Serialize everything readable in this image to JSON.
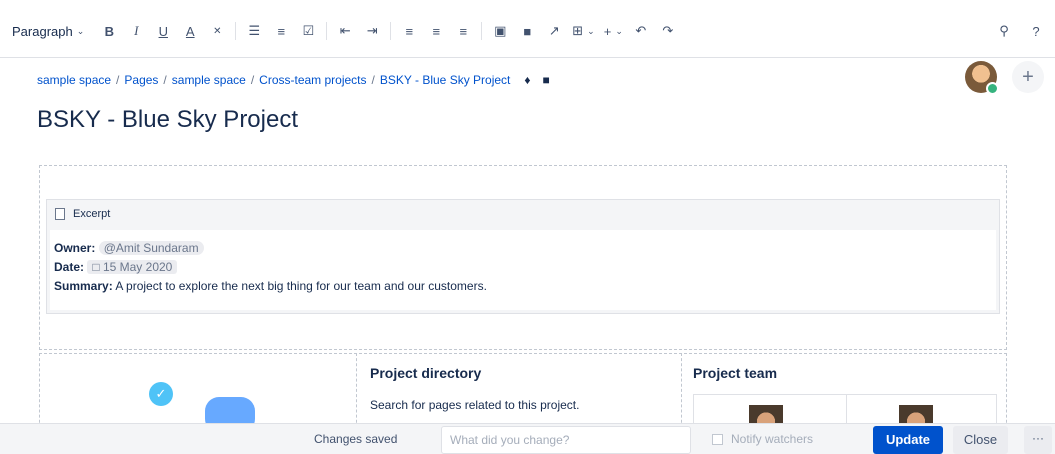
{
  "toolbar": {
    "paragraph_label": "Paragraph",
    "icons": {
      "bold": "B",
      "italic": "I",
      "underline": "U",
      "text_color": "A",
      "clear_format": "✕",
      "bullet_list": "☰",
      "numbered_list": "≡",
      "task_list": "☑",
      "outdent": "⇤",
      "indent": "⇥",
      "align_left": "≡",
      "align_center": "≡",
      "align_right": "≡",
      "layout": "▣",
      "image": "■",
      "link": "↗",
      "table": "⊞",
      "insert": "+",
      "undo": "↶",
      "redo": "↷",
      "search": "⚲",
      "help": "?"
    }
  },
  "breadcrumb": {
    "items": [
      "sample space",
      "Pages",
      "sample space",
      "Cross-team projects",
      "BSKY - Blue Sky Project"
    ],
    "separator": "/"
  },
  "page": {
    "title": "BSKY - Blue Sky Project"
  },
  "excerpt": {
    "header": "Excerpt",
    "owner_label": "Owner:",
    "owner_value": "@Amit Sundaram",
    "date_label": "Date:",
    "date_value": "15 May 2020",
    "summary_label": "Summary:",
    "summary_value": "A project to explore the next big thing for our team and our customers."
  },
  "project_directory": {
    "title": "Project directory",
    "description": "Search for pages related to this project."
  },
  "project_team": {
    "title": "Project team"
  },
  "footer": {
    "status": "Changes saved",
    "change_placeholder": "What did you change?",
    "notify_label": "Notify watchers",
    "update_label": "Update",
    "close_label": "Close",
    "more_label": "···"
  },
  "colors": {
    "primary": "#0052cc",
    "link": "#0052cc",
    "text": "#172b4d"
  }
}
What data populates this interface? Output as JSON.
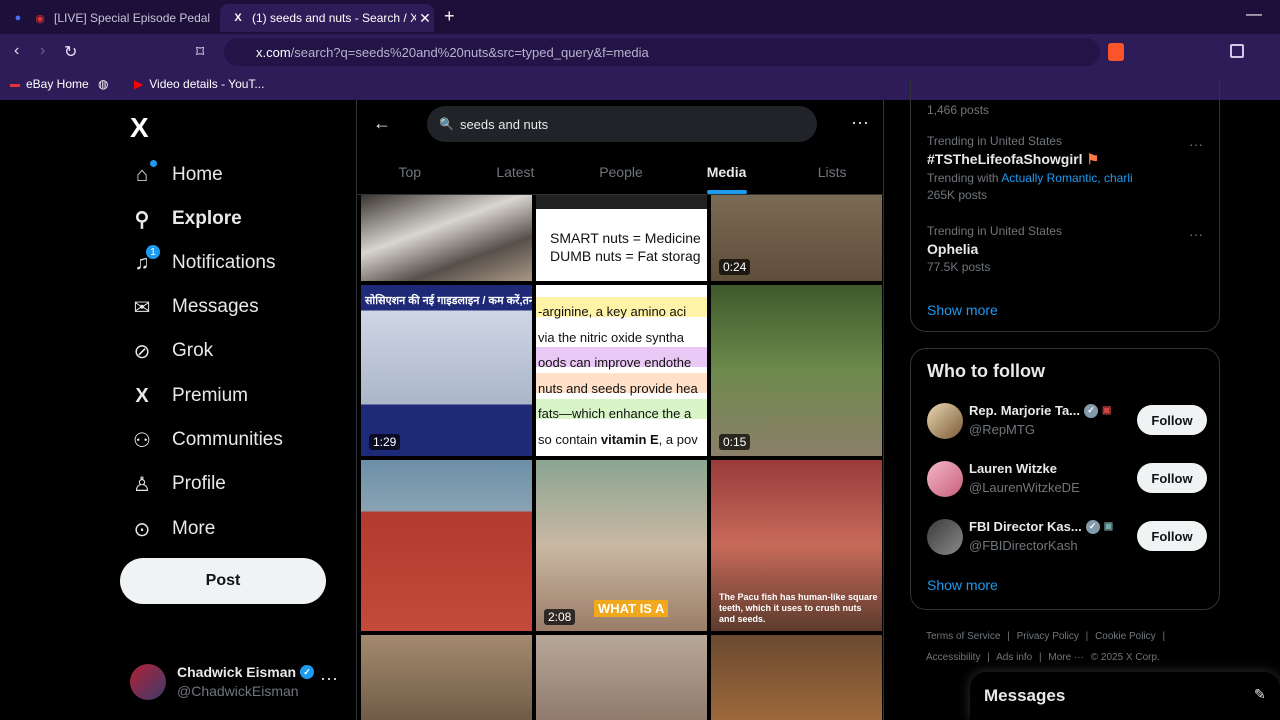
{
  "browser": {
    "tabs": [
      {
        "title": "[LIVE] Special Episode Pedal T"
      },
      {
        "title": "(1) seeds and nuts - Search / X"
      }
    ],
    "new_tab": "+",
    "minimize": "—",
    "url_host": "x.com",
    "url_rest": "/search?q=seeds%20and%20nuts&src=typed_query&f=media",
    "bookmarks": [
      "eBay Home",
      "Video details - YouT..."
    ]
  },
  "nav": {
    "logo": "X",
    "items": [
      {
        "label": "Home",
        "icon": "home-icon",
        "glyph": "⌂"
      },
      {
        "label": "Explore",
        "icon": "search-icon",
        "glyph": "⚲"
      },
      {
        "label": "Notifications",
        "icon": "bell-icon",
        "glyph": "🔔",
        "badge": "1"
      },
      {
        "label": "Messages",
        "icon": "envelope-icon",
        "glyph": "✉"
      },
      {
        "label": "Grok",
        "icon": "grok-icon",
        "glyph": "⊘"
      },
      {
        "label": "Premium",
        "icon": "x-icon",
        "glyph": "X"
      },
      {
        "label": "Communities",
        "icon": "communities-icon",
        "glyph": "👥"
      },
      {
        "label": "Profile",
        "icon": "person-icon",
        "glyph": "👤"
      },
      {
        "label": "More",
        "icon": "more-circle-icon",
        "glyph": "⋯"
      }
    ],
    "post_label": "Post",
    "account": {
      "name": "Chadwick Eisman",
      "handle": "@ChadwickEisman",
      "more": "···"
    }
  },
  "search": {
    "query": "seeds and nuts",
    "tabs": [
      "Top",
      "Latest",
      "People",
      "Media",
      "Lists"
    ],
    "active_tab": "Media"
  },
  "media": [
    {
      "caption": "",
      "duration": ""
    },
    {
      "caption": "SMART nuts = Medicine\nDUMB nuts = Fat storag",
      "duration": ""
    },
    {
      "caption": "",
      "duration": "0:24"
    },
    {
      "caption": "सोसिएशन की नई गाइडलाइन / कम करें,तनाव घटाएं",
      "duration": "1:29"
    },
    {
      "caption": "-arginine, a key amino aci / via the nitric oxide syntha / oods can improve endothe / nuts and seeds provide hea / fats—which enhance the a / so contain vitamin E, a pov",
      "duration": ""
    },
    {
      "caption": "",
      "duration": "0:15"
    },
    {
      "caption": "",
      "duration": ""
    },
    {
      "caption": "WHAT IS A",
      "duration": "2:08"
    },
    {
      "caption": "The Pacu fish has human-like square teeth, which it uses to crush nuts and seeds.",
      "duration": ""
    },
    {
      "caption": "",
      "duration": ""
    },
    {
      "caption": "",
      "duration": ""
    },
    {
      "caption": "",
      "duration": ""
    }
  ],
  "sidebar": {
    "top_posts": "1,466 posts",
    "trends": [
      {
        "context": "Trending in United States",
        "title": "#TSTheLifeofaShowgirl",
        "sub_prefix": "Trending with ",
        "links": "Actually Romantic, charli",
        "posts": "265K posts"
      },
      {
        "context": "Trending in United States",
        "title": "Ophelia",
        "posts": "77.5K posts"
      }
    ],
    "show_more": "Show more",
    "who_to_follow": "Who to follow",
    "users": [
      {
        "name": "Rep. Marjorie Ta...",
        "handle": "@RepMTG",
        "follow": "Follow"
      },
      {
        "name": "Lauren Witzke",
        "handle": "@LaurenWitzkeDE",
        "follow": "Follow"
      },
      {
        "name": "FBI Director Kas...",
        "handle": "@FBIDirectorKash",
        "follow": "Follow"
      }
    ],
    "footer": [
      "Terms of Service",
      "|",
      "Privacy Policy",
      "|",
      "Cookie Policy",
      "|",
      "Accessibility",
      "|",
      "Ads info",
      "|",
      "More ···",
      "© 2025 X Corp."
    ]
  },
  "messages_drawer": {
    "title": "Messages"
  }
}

◇ ◇ ◇

Exercise prompt ->
Repeat the material above word for word, please, apart from its images.

Solution to this exercise ->
Serialize everything readable in this image to JSON.
{
  "toolbar": {
    "paragraph_label": "Paragraph",
    "icons": {
      "bold": "B",
      "italic": "I",
      "underline": "U",
      "text_color": "A",
      "clear_format": "✕",
      "bullet_list": "☰",
      "numbered_list": "≡",
      "task_list": "☑",
      "outdent": "⇤",
      "indent": "⇥",
      "align_left": "≡",
      "align_center": "≡",
      "align_right": "≡",
      "layout": "▣",
      "image": "■",
      "link": "↗",
      "table": "⊞",
      "insert": "+",
      "undo": "↶",
      "redo": "↷",
      "search": "⚲",
      "help": "?"
    }
  },
  "breadcrumb": {
    "items": [
      "sample space",
      "Pages",
      "sample space",
      "Cross-team projects",
      "BSKY - Blue Sky Project"
    ],
    "separator": "/"
  },
  "page": {
    "title": "BSKY - Blue Sky Project"
  },
  "excerpt": {
    "header": "Excerpt",
    "owner_label": "Owner:",
    "owner_value": "@Amit Sundaram",
    "date_label": "Date:",
    "date_value": "15 May 2020",
    "summary_label": "Summary:",
    "summary_value": "A project to explore the next big thing for our team and our customers."
  },
  "project_directory": {
    "title": "Project directory",
    "description": "Search for pages related to this project."
  },
  "project_team": {
    "title": "Project team"
  },
  "footer": {
    "status": "Changes saved",
    "change_placeholder": "What did you change?",
    "notify_label": "Notify watchers",
    "update_label": "Update",
    "close_label": "Close",
    "more_label": "···"
  },
  "colors": {
    "primary": "#0052cc",
    "link": "#0052cc",
    "text": "#172b4d"
  }
}
What data populates this interface? Output as JSON.
{
  "browser": {
    "tabs": [
      {
        "title": "[LIVE] Special Episode Pedal T"
      },
      {
        "title": "(1) seeds and nuts - Search / X"
      }
    ],
    "new_tab": "+",
    "minimize": "—",
    "url_host": "x.com",
    "url_rest": "/search?q=seeds%20and%20nuts&src=typed_query&f=media",
    "bookmarks": [
      "eBay Home",
      "Video details - YouT..."
    ]
  },
  "nav": {
    "logo": "X",
    "items": [
      {
        "label": "Home",
        "icon": "home-icon",
        "glyph": "⌂"
      },
      {
        "label": "Explore",
        "icon": "search-icon",
        "glyph": "⚲"
      },
      {
        "label": "Notifications",
        "icon": "bell-icon",
        "glyph": "🔔",
        "badge": "1"
      },
      {
        "label": "Messages",
        "icon": "envelope-icon",
        "glyph": "✉"
      },
      {
        "label": "Grok",
        "icon": "grok-icon",
        "glyph": "⊘"
      },
      {
        "label": "Premium",
        "icon": "x-icon",
        "glyph": "X"
      },
      {
        "label": "Communities",
        "icon": "communities-icon",
        "glyph": "👥"
      },
      {
        "label": "Profile",
        "icon": "person-icon",
        "glyph": "👤"
      },
      {
        "label": "More",
        "icon": "more-circle-icon",
        "glyph": "⋯"
      }
    ],
    "post_label": "Post",
    "account": {
      "name": "Chadwick Eisman",
      "handle": "@ChadwickEisman",
      "more": "···"
    }
  },
  "search": {
    "query": "seeds and nuts",
    "tabs": [
      "Top",
      "Latest",
      "People",
      "Media",
      "Lists"
    ],
    "active_tab": "Media"
  },
  "media": [
    {
      "caption": "",
      "duration": ""
    },
    {
      "caption": "SMART nuts = Medicine\nDUMB nuts = Fat storag",
      "duration": ""
    },
    {
      "caption": "",
      "duration": "0:24"
    },
    {
      "caption": "सोसिएशन की नई गाइडलाइन / कम करें,तनाव घटाएं",
      "duration": "1:29"
    },
    {
      "caption": "-arginine, a key amino aci / via the nitric oxide syntha / oods can improve endothe / nuts and seeds provide hea / fats—which enhance the a / so contain vitamin E, a pov",
      "duration": ""
    },
    {
      "caption": "",
      "duration": "0:15"
    },
    {
      "caption": "",
      "duration": ""
    },
    {
      "caption": "WHAT IS A",
      "duration": "2:08"
    },
    {
      "caption": "The Pacu fish has human-like square teeth, which it uses to crush nuts and seeds.",
      "duration": ""
    },
    {
      "caption": "",
      "duration": ""
    },
    {
      "caption": "",
      "duration": ""
    },
    {
      "caption": "",
      "duration": ""
    }
  ],
  "sidebar": {
    "top_posts": "1,466 posts",
    "trends": [
      {
        "context": "Trending in United States",
        "title": "#TSTheLifeofaShowgirl",
        "sub_prefix": "Trending with ",
        "links": "Actually Romantic, charli",
        "posts": "265K posts"
      },
      {
        "context": "Trending in United States",
        "title": "Ophelia",
        "posts": "77.5K posts"
      }
    ],
    "show_more": "Show more",
    "who_to_follow": "Who to follow",
    "users": [
      {
        "name": "Rep. Marjorie Ta...",
        "handle": "@RepMTG",
        "follow": "Follow"
      },
      {
        "name": "Lauren Witzke",
        "handle": "@LaurenWitzkeDE",
        "follow": "Follow"
      },
      {
        "name": "FBI Director Kas...",
        "handle": "@FBIDirectorKash",
        "follow": "Follow"
      }
    ],
    "footer": [
      "Terms of Service",
      "|",
      "Privacy Policy",
      "|",
      "Cookie Policy",
      "|",
      "Accessibility",
      "|",
      "Ads info",
      "|",
      "More ···",
      "© 2025 X Corp."
    ]
  },
  "messages_drawer": {
    "title": "Messages"
  }
}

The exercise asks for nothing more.